--- Start THE DATA ---
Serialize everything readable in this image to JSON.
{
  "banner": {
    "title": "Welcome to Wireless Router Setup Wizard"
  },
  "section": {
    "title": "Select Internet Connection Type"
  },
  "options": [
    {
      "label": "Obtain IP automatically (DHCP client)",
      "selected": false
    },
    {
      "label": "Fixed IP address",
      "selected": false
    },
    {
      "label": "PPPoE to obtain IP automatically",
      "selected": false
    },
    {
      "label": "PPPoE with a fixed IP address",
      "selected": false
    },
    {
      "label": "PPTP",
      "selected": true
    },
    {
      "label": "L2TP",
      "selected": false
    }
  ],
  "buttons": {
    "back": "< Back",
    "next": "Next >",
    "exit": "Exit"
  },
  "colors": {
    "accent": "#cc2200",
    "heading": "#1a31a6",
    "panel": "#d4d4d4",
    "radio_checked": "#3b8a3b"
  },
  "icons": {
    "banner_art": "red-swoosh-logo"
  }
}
--- End THE DATA ---
■ **WHAT THIS TASK INVOLVES**
Please give back all of the records exactly as written.

■ **EXPECTED OUTPUT**
Serialize everything readable in this image to JSON.
{
  "banner": {
    "title": "Welcome to Wireless Router Setup Wizard"
  },
  "section": {
    "title": "Select Internet Connection Type"
  },
  "options": [
    {
      "label": "Obtain IP automatically (DHCP client)",
      "selected": false
    },
    {
      "label": "Fixed IP address",
      "selected": false
    },
    {
      "label": "PPPoE to obtain IP automatically",
      "selected": false
    },
    {
      "label": "PPPoE with a fixed IP address",
      "selected": false
    },
    {
      "label": "PPTP",
      "selected": true
    },
    {
      "label": "L2TP",
      "selected": false
    }
  ],
  "buttons": {
    "back": "< Back",
    "next": "Next >",
    "exit": "Exit"
  },
  "colors": {
    "accent": "#cc2200",
    "heading": "#1a31a6",
    "panel": "#d4d4d4",
    "radio_checked": "#3b8a3b"
  },
  "icons": {
    "banner_art": "red-swoosh-logo"
  }
}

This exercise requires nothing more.